__Extracted text__.
━━━━━━
Cook et al. controlled, commendably, for many conceivably confounding variables: heroin use, tobacco smoking, depressive symptoms, hepatitis C virus co-infection, injection drug use (crack cocaine is smoked, not injected). But they failed to control for the single most centrally relevant variable: “HIV-positive”. What would have been the findings had the comparison been between crack users who are HIV-negative and others who are “HIV-positive”?
But, of course, such controls might be very difficult to find, especially with comparable levels of drug intake, because drug abusers test “HIV-positive” as frequently as do TB patients and fast-lane gay men:
Whatever it is that stimulates an “HIV-positive” response–or rather, whatever “they” are, whatever range of molecular species it is that can produce an “HIV-positive” response–, evidently most or all “recreational” drugs are capable of doing so, as well as of causing illnesses that could be called “AIDS”.
━━━━━━
__Study material__.
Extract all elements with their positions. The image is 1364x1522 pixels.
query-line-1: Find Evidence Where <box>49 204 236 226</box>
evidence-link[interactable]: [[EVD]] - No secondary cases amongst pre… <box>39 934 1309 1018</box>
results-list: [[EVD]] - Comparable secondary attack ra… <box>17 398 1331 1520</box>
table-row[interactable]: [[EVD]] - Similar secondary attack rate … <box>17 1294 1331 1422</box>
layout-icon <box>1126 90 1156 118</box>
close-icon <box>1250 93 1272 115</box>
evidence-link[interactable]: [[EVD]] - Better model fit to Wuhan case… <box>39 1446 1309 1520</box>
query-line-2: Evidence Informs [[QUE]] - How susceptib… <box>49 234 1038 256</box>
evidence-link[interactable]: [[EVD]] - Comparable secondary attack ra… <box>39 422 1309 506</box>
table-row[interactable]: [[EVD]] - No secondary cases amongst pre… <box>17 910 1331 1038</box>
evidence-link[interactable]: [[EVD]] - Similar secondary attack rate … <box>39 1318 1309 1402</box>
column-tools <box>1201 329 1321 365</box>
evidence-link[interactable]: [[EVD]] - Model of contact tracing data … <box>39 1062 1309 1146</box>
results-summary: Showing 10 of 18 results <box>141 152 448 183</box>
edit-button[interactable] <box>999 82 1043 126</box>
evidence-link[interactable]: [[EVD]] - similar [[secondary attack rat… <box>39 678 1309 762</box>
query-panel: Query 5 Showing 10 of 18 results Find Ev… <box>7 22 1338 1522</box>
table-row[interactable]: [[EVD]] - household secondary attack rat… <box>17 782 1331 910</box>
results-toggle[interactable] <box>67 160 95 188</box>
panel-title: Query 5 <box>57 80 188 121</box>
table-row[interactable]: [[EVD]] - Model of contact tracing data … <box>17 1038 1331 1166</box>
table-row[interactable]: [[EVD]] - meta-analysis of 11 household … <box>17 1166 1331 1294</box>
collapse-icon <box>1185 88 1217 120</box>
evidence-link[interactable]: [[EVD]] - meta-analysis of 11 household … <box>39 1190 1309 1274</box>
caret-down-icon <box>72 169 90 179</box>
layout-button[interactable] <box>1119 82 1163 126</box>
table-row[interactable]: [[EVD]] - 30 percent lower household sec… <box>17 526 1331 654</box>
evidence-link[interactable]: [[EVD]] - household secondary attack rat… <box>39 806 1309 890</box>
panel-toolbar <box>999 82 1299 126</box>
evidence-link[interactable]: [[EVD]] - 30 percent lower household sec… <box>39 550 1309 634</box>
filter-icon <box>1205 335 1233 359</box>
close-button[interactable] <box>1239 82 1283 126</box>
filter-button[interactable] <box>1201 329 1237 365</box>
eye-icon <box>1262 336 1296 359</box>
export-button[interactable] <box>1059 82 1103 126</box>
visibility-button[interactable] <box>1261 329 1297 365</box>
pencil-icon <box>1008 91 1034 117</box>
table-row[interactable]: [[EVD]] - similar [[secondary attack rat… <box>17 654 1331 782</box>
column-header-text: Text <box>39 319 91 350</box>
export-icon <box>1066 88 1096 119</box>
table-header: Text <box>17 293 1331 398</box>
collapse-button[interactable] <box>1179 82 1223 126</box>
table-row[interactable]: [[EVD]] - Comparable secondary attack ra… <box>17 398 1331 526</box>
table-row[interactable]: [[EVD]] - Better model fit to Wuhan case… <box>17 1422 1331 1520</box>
━━━━━━
Write out the full passage about crack cocaine users and "HIV-positive" test results word for word.

Cook et al. controlled, commendably, for many conceivably confounding variables: heroin use, tobacco smoking, depressive symptoms, hepatitis C virus co-infection, injection drug use (crack cocaine is smoked, not injected). But they failed to control for the single most centrally relevant variable: “HIV-positive”. What would have been the findings had the comparison been between crack users who are HIV-negative and others who are “HIV-positive”?
But, of course, such controls might be very difficult to find, especially with comparable levels of drug intake, because drug abusers test “HIV-positive” as frequently as do TB patients and fast-lane gay men:
Whatever it is that stimulates an “HIV-positive” response–or rather, whatever “they” are, whatever range of molecular species it is that can produce an “HIV-positive” response–, evidently most or all “recreational” drugs are capable of doing so, as well as of causing illnesses that could be called “AIDS”.